_Objective_
Type out all the records word for word. Any pictures are to be left out.

(Excerpt from a dataset)
┄┄┄┄┄┄┄┄┄┄┄┄┄┄┄┄┄┄┄┄
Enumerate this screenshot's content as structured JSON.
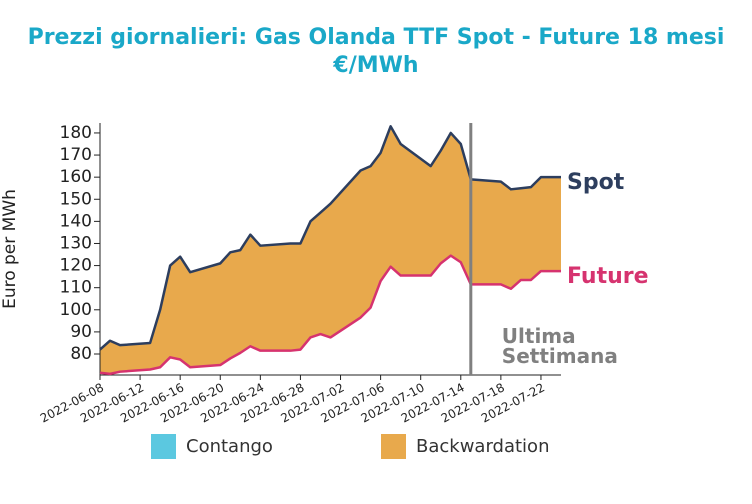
{
  "chart_data": {
    "type": "line",
    "title": "Prezzi giornalieri: Gas Olanda TTF Spot - Future 18 mesi",
    "subtitle": "€/MWh",
    "y_label": "Euro per MWh",
    "annotation": "Ultima Settimana",
    "marker_date": "2022-07-15",
    "marker_color": "#808080",
    "x": [
      "2022-06-08",
      "2022-06-09",
      "2022-06-10",
      "2022-06-13",
      "2022-06-14",
      "2022-06-15",
      "2022-06-16",
      "2022-06-17",
      "2022-06-20",
      "2022-06-21",
      "2022-06-22",
      "2022-06-23",
      "2022-06-24",
      "2022-06-27",
      "2022-06-28",
      "2022-06-29",
      "2022-06-30",
      "2022-07-01",
      "2022-07-04",
      "2022-07-05",
      "2022-07-06",
      "2022-07-07",
      "2022-07-08",
      "2022-07-11",
      "2022-07-12",
      "2022-07-13",
      "2022-07-14",
      "2022-07-15",
      "2022-07-18",
      "2022-07-19",
      "2022-07-20",
      "2022-07-21",
      "2022-07-22",
      "2022-07-24"
    ],
    "series": [
      {
        "name": "Spot",
        "color": "#2d3e5e",
        "values": [
          82,
          86,
          84,
          85,
          100,
          120,
          124,
          117,
          121,
          126,
          127,
          134,
          129,
          130,
          130,
          140,
          144,
          148,
          163,
          165,
          171,
          183,
          175,
          165,
          172,
          180,
          175,
          159,
          158,
          154.5,
          155,
          155.5,
          160,
          160
        ]
      },
      {
        "name": "Future",
        "color": "#d6336f",
        "values": [
          71.5,
          71,
          72,
          73,
          74,
          78.5,
          77.5,
          74,
          75,
          78,
          80.5,
          83.5,
          81.5,
          81.5,
          82,
          87.5,
          89,
          87.5,
          96.5,
          101,
          113,
          119.5,
          115.5,
          115.5,
          121,
          124.5,
          121.5,
          111.5,
          111.5,
          109.5,
          113.5,
          113.5,
          117.5,
          117.5
        ]
      }
    ],
    "fill_legend": [
      {
        "name": "Contango",
        "color": "#5bc8e0"
      },
      {
        "name": "Backwardation",
        "color": "#e8a94c"
      }
    ],
    "xlim": [
      "2022-06-08",
      "2022-07-24"
    ],
    "xticks": [
      "2022-06-08",
      "2022-06-12",
      "2022-06-16",
      "2022-06-20",
      "2022-06-24",
      "2022-06-28",
      "2022-07-02",
      "2022-07-06",
      "2022-07-10",
      "2022-07-14",
      "2022-07-18",
      "2022-07-22"
    ],
    "ylim": [
      70.5,
      184.5
    ],
    "yticks": [
      80,
      90,
      100,
      110,
      120,
      130,
      140,
      150,
      160,
      170,
      180
    ]
  }
}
┄┄┄┄┄┄┄┄┄┄┄┄┄┄┄┄┄┄┄┄
_Expected answer_
Enumerate this screenshot's content as structured JSON.
{
  "chart_data": {
    "type": "line",
    "title": "Prezzi giornalieri: Gas Olanda TTF Spot - Future 18 mesi",
    "subtitle": "€/MWh",
    "y_label": "Euro per MWh",
    "annotation": "Ultima Settimana",
    "marker_date": "2022-07-15",
    "marker_color": "#808080",
    "x": [
      "2022-06-08",
      "2022-06-09",
      "2022-06-10",
      "2022-06-13",
      "2022-06-14",
      "2022-06-15",
      "2022-06-16",
      "2022-06-17",
      "2022-06-20",
      "2022-06-21",
      "2022-06-22",
      "2022-06-23",
      "2022-06-24",
      "2022-06-27",
      "2022-06-28",
      "2022-06-29",
      "2022-06-30",
      "2022-07-01",
      "2022-07-04",
      "2022-07-05",
      "2022-07-06",
      "2022-07-07",
      "2022-07-08",
      "2022-07-11",
      "2022-07-12",
      "2022-07-13",
      "2022-07-14",
      "2022-07-15",
      "2022-07-18",
      "2022-07-19",
      "2022-07-20",
      "2022-07-21",
      "2022-07-22",
      "2022-07-24"
    ],
    "series": [
      {
        "name": "Spot",
        "color": "#2d3e5e",
        "values": [
          82,
          86,
          84,
          85,
          100,
          120,
          124,
          117,
          121,
          126,
          127,
          134,
          129,
          130,
          130,
          140,
          144,
          148,
          163,
          165,
          171,
          183,
          175,
          165,
          172,
          180,
          175,
          159,
          158,
          154.5,
          155,
          155.5,
          160,
          160
        ]
      },
      {
        "name": "Future",
        "color": "#d6336f",
        "values": [
          71.5,
          71,
          72,
          73,
          74,
          78.5,
          77.5,
          74,
          75,
          78,
          80.5,
          83.5,
          81.5,
          81.5,
          82,
          87.5,
          89,
          87.5,
          96.5,
          101,
          113,
          119.5,
          115.5,
          115.5,
          121,
          124.5,
          121.5,
          111.5,
          111.5,
          109.5,
          113.5,
          113.5,
          117.5,
          117.5
        ]
      }
    ],
    "fill_legend": [
      {
        "name": "Contango",
        "color": "#5bc8e0"
      },
      {
        "name": "Backwardation",
        "color": "#e8a94c"
      }
    ],
    "xlim": [
      "2022-06-08",
      "2022-07-24"
    ],
    "xticks": [
      "2022-06-08",
      "2022-06-12",
      "2022-06-16",
      "2022-06-20",
      "2022-06-24",
      "2022-06-28",
      "2022-07-02",
      "2022-07-06",
      "2022-07-10",
      "2022-07-14",
      "2022-07-18",
      "2022-07-22"
    ],
    "ylim": [
      70.5,
      184.5
    ],
    "yticks": [
      80,
      90,
      100,
      110,
      120,
      130,
      140,
      150,
      160,
      170,
      180
    ]
  }
}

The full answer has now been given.